(Data entries)
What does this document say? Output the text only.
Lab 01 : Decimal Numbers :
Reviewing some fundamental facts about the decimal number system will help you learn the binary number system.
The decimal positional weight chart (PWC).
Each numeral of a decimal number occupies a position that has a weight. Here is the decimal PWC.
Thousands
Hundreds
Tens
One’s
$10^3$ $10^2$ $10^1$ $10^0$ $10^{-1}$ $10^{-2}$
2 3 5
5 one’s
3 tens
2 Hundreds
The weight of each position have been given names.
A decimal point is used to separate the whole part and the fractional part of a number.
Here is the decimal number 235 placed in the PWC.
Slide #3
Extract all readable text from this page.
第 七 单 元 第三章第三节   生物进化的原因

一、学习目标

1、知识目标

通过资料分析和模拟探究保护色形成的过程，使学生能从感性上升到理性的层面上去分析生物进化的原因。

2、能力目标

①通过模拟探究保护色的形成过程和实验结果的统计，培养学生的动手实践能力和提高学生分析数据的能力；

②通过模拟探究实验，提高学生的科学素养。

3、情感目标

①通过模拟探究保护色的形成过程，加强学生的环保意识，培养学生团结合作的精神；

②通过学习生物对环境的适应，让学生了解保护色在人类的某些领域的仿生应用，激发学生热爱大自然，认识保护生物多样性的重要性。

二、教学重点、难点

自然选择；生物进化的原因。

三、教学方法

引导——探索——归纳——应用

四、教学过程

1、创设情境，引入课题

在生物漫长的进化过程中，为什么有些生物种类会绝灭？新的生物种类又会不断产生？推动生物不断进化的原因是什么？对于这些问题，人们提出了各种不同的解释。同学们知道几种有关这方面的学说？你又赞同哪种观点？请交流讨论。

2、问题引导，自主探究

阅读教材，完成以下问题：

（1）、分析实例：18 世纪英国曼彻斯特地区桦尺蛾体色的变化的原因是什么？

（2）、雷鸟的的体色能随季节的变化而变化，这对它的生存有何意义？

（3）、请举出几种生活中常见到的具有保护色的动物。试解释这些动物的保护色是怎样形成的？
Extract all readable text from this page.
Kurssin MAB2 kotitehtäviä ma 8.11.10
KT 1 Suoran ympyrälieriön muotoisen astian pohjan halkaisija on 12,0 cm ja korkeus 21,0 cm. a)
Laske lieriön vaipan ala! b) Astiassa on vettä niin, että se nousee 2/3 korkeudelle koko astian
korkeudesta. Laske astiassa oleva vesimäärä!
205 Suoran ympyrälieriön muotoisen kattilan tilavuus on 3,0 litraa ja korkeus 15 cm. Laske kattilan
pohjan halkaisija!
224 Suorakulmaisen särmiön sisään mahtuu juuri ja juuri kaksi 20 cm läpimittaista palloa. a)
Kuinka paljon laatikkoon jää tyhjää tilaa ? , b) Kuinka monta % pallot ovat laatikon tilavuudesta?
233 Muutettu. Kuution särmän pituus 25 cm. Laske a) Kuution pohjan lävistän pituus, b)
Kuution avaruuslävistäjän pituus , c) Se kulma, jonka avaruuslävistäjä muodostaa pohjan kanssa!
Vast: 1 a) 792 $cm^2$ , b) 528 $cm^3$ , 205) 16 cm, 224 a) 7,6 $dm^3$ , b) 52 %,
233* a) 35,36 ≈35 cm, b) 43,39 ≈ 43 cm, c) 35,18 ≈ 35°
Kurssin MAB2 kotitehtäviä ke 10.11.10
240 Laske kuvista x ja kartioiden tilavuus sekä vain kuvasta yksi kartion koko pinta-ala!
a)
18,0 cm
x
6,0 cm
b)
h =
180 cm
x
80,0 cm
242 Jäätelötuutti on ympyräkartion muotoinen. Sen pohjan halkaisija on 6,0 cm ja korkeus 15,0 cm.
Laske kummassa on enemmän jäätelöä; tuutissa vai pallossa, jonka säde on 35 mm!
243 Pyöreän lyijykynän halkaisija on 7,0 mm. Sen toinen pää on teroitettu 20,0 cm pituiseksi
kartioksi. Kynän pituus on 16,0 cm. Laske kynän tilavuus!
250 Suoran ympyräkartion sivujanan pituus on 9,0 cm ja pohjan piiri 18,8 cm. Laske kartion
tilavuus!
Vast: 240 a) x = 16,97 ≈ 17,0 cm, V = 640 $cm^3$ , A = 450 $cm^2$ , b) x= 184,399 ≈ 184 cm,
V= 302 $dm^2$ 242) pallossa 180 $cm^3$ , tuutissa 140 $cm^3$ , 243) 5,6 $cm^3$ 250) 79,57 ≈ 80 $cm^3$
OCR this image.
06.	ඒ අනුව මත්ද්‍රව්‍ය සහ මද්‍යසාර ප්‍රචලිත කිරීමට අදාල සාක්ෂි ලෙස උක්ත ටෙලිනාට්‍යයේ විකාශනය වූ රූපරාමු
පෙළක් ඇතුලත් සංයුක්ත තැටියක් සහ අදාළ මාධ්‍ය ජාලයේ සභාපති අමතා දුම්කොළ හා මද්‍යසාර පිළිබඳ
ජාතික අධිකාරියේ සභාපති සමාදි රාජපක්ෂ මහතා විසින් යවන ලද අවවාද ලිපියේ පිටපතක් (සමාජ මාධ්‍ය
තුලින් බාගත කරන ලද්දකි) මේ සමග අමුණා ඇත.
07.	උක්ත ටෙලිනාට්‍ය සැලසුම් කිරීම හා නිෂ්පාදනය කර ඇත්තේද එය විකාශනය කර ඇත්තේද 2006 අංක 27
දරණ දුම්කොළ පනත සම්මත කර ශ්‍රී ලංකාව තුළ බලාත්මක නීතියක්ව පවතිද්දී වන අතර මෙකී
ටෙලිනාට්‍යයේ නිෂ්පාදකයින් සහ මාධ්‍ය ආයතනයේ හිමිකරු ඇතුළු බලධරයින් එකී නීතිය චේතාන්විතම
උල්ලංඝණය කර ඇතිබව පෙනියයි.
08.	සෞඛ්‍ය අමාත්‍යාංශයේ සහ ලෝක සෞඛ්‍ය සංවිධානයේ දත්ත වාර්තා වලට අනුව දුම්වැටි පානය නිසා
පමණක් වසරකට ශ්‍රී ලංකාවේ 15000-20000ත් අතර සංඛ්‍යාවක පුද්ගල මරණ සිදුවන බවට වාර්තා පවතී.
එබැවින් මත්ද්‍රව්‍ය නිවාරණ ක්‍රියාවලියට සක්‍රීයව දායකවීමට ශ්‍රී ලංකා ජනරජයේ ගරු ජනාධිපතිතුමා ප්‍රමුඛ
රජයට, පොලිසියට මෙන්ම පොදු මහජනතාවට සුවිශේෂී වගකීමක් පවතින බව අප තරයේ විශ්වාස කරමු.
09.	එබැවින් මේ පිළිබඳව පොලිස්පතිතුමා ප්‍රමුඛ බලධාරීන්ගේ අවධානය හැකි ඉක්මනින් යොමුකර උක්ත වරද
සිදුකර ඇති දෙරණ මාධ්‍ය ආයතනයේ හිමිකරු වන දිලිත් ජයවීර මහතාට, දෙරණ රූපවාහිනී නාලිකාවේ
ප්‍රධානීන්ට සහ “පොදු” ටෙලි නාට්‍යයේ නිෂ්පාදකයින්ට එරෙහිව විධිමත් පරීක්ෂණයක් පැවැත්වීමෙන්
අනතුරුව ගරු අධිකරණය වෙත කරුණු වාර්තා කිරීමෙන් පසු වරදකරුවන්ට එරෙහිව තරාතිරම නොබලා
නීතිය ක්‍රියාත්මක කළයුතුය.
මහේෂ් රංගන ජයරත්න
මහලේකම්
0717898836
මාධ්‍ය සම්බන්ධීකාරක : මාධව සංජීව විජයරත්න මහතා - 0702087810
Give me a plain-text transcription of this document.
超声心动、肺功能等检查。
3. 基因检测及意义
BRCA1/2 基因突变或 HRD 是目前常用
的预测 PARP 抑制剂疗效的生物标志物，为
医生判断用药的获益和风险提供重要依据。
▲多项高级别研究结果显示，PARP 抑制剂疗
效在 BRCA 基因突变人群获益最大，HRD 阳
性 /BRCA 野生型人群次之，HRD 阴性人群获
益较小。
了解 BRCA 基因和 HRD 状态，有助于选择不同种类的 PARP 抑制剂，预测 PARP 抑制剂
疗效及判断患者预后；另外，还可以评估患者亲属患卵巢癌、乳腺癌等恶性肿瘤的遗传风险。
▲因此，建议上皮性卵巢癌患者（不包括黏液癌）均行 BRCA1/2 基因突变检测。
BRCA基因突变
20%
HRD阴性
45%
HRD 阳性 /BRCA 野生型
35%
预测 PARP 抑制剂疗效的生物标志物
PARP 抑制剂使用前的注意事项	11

### [Problem description]
Read through the entries and copy each line in which "text" appears.

### [Solution to the exercise]
What does this document say? Output the text only.
Extract all readable text from this page.
Extract all readable text from this page.
Give me a plain-text transcription of this document.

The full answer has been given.